*Short exercise*
Omit all pictures and give the records below again exactly as written.

....

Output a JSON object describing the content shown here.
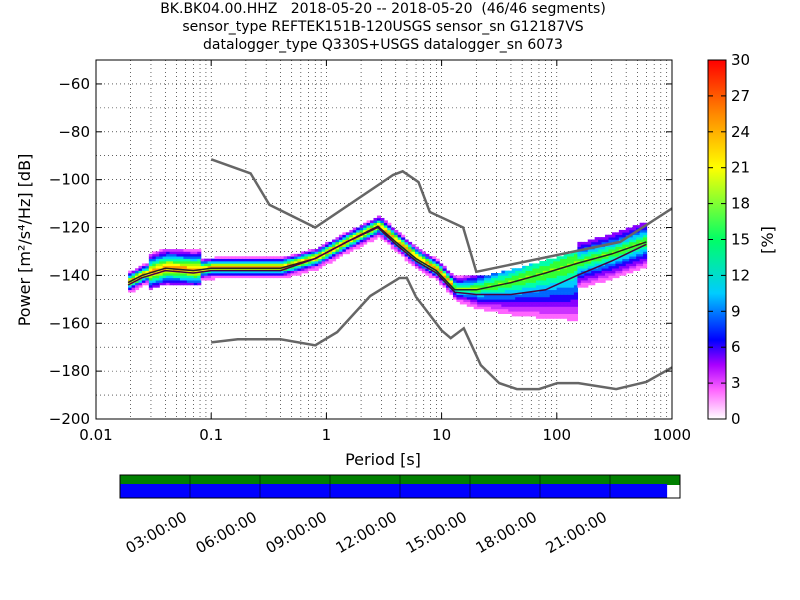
{
  "title": {
    "line1": "BK.BK04.00.HHZ   2018-05-20 -- 2018-05-20  (46/46 segments)",
    "line2": "sensor_type REFTEK151B-120USGS sensor_sn G12187VS",
    "line3": "datalogger_type Q330S+USGS datalogger_sn 6073"
  },
  "colors": {
    "model_lines": "#666666",
    "mean_line": "#222222",
    "mode_line": "#4a0040",
    "timeline_top": "#008000",
    "timeline_bottom": "#0000ff"
  },
  "chart_data": [
    {
      "type": "heatmap",
      "title": "BK.BK04.00.HHZ   2018-05-20 -- 2018-05-20  (46/46 segments)",
      "xlabel": "Period [s]",
      "ylabel": "Power [m²/s⁴/Hz] [dB]",
      "xscale": "log",
      "xlim": [
        0.01,
        1000
      ],
      "ylim": [
        -200,
        -50
      ],
      "xticks": [
        "0.01",
        "0.1",
        "1",
        "10",
        "100",
        "1000"
      ],
      "yticks": [
        "−200",
        "−180",
        "−160",
        "−140",
        "−120",
        "−100",
        "−80",
        "−60"
      ],
      "grid": "dotted",
      "colorbar": {
        "label": "[%]",
        "range": [
          0,
          30
        ],
        "ticks": [
          "0",
          "3",
          "6",
          "9",
          "12",
          "15",
          "18",
          "21",
          "24",
          "27",
          "30"
        ]
      },
      "series": [
        {
          "name": "",
          "role": "high-noise model",
          "points": [
            [
              0.1,
              -91.5
            ],
            [
              0.22,
              -97.4
            ],
            [
              0.32,
              -110.5
            ],
            [
              0.8,
              -120
            ],
            [
              3.8,
              -98
            ],
            [
              4.6,
              -96.5
            ],
            [
              6.3,
              -101
            ],
            [
              7.9,
              -113.5
            ],
            [
              15.4,
              -120
            ],
            [
              20,
              -138.5
            ],
            [
              354.8,
              -126
            ],
            [
              1000,
              -112
            ]
          ]
        },
        {
          "name": "",
          "role": "low-noise model",
          "points": [
            [
              0.1,
              -168
            ],
            [
              0.17,
              -166.7
            ],
            [
              0.4,
              -166.7
            ],
            [
              0.8,
              -169.2
            ],
            [
              1.24,
              -163.7
            ],
            [
              2.4,
              -148.6
            ],
            [
              4.3,
              -141.1
            ],
            [
              5,
              -141.1
            ],
            [
              6,
              -149
            ],
            [
              10,
              -163
            ],
            [
              12,
              -166.2
            ],
            [
              15.6,
              -162.1
            ],
            [
              21.9,
              -177.5
            ],
            [
              31.6,
              -185
            ],
            [
              45,
              -187.5
            ],
            [
              70,
              -187.5
            ],
            [
              101,
              -185
            ],
            [
              154,
              -185
            ],
            [
              328,
              -187.5
            ],
            [
              600,
              -184.5
            ],
            [
              1000,
              -178.5
            ]
          ]
        },
        {
          "name": "",
          "role": "mean",
          "points": [
            [
              0.019,
              -143
            ],
            [
              0.025,
              -140
            ],
            [
              0.04,
              -137
            ],
            [
              0.07,
              -138
            ],
            [
              0.1,
              -137
            ],
            [
              0.2,
              -137
            ],
            [
              0.4,
              -137
            ],
            [
              0.8,
              -133
            ],
            [
              1.5,
              -126
            ],
            [
              2.8,
              -119.5
            ],
            [
              4,
              -126
            ],
            [
              6,
              -133
            ],
            [
              9,
              -138
            ],
            [
              13,
              -146
            ],
            [
              20,
              -146
            ],
            [
              40,
              -143
            ],
            [
              80,
              -139
            ],
            [
              150,
              -135
            ],
            [
              300,
              -131
            ],
            [
              600,
              -126
            ]
          ]
        },
        {
          "name": "",
          "role": "mode",
          "points": [
            [
              0.019,
              -144
            ],
            [
              0.025,
              -141
            ],
            [
              0.04,
              -138
            ],
            [
              0.07,
              -139
            ],
            [
              0.1,
              -138
            ],
            [
              0.2,
              -138
            ],
            [
              0.4,
              -138
            ],
            [
              0.8,
              -133
            ],
            [
              1.5,
              -126
            ],
            [
              2.8,
              -120
            ],
            [
              4,
              -127
            ],
            [
              6,
              -134
            ],
            [
              9,
              -139
            ],
            [
              13,
              -147
            ],
            [
              20,
              -148
            ],
            [
              40,
              -148
            ],
            [
              80,
              -146
            ],
            [
              150,
              -140
            ],
            [
              300,
              -134
            ],
            [
              600,
              -127
            ]
          ]
        }
      ]
    },
    {
      "type": "timeline",
      "xticks": [
        "03:00:00",
        "06:00:00",
        "09:00:00",
        "12:00:00",
        "15:00:00",
        "18:00:00",
        "21:00:00"
      ],
      "bars": [
        {
          "name": "",
          "coverage": [
            0.0,
            1.0
          ],
          "color": "#008000"
        },
        {
          "name": "",
          "coverage": [
            0.0,
            0.977
          ],
          "color": "#0000ff"
        }
      ]
    }
  ]
}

....

*Complete answer*
Output a JSON object describing the content shown here.
{
  "title": {
    "line1": "BK.BK04.00.HHZ   2018-05-20 -- 2018-05-20  (46/46 segments)",
    "line2": "sensor_type REFTEK151B-120USGS sensor_sn G12187VS",
    "line3": "datalogger_type Q330S+USGS datalogger_sn 6073"
  },
  "colors": {
    "model_lines": "#666666",
    "mean_line": "#222222",
    "mode_line": "#4a0040",
    "timeline_top": "#008000",
    "timeline_bottom": "#0000ff"
  },
  "chart_data": [
    {
      "type": "heatmap",
      "title": "BK.BK04.00.HHZ   2018-05-20 -- 2018-05-20  (46/46 segments)",
      "xlabel": "Period [s]",
      "ylabel": "Power [m²/s⁴/Hz] [dB]",
      "xscale": "log",
      "xlim": [
        0.01,
        1000
      ],
      "ylim": [
        -200,
        -50
      ],
      "xticks": [
        "0.01",
        "0.1",
        "1",
        "10",
        "100",
        "1000"
      ],
      "yticks": [
        "−200",
        "−180",
        "−160",
        "−140",
        "−120",
        "−100",
        "−80",
        "−60"
      ],
      "grid": "dotted",
      "colorbar": {
        "label": "[%]",
        "range": [
          0,
          30
        ],
        "ticks": [
          "0",
          "3",
          "6",
          "9",
          "12",
          "15",
          "18",
          "21",
          "24",
          "27",
          "30"
        ]
      },
      "series": [
        {
          "name": "",
          "role": "high-noise model",
          "points": [
            [
              0.1,
              -91.5
            ],
            [
              0.22,
              -97.4
            ],
            [
              0.32,
              -110.5
            ],
            [
              0.8,
              -120
            ],
            [
              3.8,
              -98
            ],
            [
              4.6,
              -96.5
            ],
            [
              6.3,
              -101
            ],
            [
              7.9,
              -113.5
            ],
            [
              15.4,
              -120
            ],
            [
              20,
              -138.5
            ],
            [
              354.8,
              -126
            ],
            [
              1000,
              -112
            ]
          ]
        },
        {
          "name": "",
          "role": "low-noise model",
          "points": [
            [
              0.1,
              -168
            ],
            [
              0.17,
              -166.7
            ],
            [
              0.4,
              -166.7
            ],
            [
              0.8,
              -169.2
            ],
            [
              1.24,
              -163.7
            ],
            [
              2.4,
              -148.6
            ],
            [
              4.3,
              -141.1
            ],
            [
              5,
              -141.1
            ],
            [
              6,
              -149
            ],
            [
              10,
              -163
            ],
            [
              12,
              -166.2
            ],
            [
              15.6,
              -162.1
            ],
            [
              21.9,
              -177.5
            ],
            [
              31.6,
              -185
            ],
            [
              45,
              -187.5
            ],
            [
              70,
              -187.5
            ],
            [
              101,
              -185
            ],
            [
              154,
              -185
            ],
            [
              328,
              -187.5
            ],
            [
              600,
              -184.5
            ],
            [
              1000,
              -178.5
            ]
          ]
        },
        {
          "name": "",
          "role": "mean",
          "points": [
            [
              0.019,
              -143
            ],
            [
              0.025,
              -140
            ],
            [
              0.04,
              -137
            ],
            [
              0.07,
              -138
            ],
            [
              0.1,
              -137
            ],
            [
              0.2,
              -137
            ],
            [
              0.4,
              -137
            ],
            [
              0.8,
              -133
            ],
            [
              1.5,
              -126
            ],
            [
              2.8,
              -119.5
            ],
            [
              4,
              -126
            ],
            [
              6,
              -133
            ],
            [
              9,
              -138
            ],
            [
              13,
              -146
            ],
            [
              20,
              -146
            ],
            [
              40,
              -143
            ],
            [
              80,
              -139
            ],
            [
              150,
              -135
            ],
            [
              300,
              -131
            ],
            [
              600,
              -126
            ]
          ]
        },
        {
          "name": "",
          "role": "mode",
          "points": [
            [
              0.019,
              -144
            ],
            [
              0.025,
              -141
            ],
            [
              0.04,
              -138
            ],
            [
              0.07,
              -139
            ],
            [
              0.1,
              -138
            ],
            [
              0.2,
              -138
            ],
            [
              0.4,
              -138
            ],
            [
              0.8,
              -133
            ],
            [
              1.5,
              -126
            ],
            [
              2.8,
              -120
            ],
            [
              4,
              -127
            ],
            [
              6,
              -134
            ],
            [
              9,
              -139
            ],
            [
              13,
              -147
            ],
            [
              20,
              -148
            ],
            [
              40,
              -148
            ],
            [
              80,
              -146
            ],
            [
              150,
              -140
            ],
            [
              300,
              -134
            ],
            [
              600,
              -127
            ]
          ]
        }
      ]
    },
    {
      "type": "timeline",
      "xticks": [
        "03:00:00",
        "06:00:00",
        "09:00:00",
        "12:00:00",
        "15:00:00",
        "18:00:00",
        "21:00:00"
      ],
      "bars": [
        {
          "name": "",
          "coverage": [
            0.0,
            1.0
          ],
          "color": "#008000"
        },
        {
          "name": "",
          "coverage": [
            0.0,
            0.977
          ],
          "color": "#0000ff"
        }
      ]
    }
  ]
}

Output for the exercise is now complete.